** START OF Data for the task **
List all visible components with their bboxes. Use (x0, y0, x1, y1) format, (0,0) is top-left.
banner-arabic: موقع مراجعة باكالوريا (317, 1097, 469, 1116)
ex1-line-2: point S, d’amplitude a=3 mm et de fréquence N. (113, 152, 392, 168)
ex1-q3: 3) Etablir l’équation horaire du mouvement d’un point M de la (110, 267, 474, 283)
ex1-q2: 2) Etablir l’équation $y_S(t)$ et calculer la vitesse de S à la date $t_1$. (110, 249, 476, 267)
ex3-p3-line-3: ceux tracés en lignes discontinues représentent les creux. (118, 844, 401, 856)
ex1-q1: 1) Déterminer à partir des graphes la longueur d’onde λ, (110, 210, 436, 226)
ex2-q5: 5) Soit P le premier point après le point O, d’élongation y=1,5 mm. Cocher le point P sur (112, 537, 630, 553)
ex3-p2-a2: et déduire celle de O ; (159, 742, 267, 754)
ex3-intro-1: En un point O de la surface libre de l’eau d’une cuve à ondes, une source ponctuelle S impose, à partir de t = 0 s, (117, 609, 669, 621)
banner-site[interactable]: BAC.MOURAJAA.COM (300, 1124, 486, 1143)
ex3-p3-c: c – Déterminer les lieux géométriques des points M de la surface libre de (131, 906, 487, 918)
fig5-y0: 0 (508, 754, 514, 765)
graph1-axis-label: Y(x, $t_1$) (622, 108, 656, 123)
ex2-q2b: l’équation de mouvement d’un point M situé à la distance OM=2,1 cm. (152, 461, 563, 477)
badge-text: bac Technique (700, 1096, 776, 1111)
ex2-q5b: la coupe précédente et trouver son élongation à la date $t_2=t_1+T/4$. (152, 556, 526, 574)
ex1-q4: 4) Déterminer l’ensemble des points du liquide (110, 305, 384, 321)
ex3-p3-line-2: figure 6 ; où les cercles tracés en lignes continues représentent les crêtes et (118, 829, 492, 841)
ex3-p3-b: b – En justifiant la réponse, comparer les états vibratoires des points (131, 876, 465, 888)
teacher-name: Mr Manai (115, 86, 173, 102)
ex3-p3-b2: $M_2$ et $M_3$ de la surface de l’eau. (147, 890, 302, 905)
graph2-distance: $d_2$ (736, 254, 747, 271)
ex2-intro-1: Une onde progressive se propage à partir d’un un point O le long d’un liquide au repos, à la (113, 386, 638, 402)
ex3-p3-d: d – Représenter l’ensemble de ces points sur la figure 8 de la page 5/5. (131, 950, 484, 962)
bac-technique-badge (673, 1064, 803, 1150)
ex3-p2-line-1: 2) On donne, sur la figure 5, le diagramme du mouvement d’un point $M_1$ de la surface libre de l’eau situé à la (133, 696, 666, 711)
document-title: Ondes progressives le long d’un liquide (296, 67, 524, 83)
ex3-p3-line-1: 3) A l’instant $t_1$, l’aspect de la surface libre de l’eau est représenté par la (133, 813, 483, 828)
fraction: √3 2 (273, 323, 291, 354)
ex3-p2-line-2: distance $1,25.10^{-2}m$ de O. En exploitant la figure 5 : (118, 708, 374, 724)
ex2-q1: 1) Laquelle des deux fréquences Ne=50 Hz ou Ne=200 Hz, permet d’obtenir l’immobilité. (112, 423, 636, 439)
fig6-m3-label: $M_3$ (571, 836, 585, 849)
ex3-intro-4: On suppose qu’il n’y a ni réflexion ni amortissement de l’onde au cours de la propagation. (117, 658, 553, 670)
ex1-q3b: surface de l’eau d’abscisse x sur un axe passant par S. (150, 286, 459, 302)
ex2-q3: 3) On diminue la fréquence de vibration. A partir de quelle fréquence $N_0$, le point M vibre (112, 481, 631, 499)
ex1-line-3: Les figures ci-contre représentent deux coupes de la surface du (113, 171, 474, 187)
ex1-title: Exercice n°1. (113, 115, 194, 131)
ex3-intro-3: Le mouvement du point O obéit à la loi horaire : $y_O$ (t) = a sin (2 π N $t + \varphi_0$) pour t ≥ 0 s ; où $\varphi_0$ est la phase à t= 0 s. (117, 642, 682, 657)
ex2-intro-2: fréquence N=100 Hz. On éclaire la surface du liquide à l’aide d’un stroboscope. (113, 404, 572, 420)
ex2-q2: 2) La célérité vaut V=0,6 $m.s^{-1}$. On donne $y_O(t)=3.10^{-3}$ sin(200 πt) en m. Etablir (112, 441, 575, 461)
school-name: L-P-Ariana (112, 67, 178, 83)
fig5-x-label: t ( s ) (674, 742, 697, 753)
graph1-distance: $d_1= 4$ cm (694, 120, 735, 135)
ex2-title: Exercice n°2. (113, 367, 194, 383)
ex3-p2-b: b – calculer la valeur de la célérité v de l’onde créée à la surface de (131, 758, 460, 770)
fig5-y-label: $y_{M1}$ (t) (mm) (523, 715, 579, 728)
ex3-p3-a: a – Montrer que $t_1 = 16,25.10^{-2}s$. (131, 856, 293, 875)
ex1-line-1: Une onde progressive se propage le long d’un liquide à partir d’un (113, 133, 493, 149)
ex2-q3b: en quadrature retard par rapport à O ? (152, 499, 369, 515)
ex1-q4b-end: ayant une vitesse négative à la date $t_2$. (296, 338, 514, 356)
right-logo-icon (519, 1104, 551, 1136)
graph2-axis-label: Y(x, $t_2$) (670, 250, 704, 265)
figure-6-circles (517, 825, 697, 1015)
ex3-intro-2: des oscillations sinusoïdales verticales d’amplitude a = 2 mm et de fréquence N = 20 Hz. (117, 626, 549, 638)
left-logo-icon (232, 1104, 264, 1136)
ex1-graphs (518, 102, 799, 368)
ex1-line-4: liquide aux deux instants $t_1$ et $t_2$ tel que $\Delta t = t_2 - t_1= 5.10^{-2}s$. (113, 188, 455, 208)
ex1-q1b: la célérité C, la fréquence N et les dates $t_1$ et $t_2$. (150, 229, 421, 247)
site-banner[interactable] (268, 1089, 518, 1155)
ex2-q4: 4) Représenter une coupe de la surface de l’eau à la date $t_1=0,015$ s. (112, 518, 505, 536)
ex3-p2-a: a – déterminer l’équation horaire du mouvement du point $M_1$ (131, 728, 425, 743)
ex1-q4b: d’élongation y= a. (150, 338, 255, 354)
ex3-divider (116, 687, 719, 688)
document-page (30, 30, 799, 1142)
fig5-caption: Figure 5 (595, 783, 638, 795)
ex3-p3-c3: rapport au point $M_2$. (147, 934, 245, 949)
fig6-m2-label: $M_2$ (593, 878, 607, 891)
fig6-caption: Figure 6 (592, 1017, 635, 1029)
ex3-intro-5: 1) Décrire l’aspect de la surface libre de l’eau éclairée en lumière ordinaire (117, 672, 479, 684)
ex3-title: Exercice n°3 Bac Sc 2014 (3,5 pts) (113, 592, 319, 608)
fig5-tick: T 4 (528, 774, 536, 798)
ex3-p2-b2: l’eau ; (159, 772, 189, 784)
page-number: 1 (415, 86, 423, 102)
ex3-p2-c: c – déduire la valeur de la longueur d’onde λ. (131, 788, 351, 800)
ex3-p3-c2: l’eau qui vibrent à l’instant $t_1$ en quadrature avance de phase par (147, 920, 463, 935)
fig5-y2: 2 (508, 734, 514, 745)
** END OF Data for the task **
List each line in the items above that contains the string "phase", treating uppercase and lowercase as different.

The completed task |
ex3-intro-3: Le mouvement du point O obéit à la loi horaire : $y_O$ (t) = a sin (2 π N $t + \varphi_0$) pour t ≥ 0 s ; où $\varphi_0$ est la phase à t= 0 s. (117, 642, 682, 657)
ex3-p3-c2: l’eau qui vibrent à l’instant $t_1$ en quadrature avance de phase par (147, 920, 463, 935)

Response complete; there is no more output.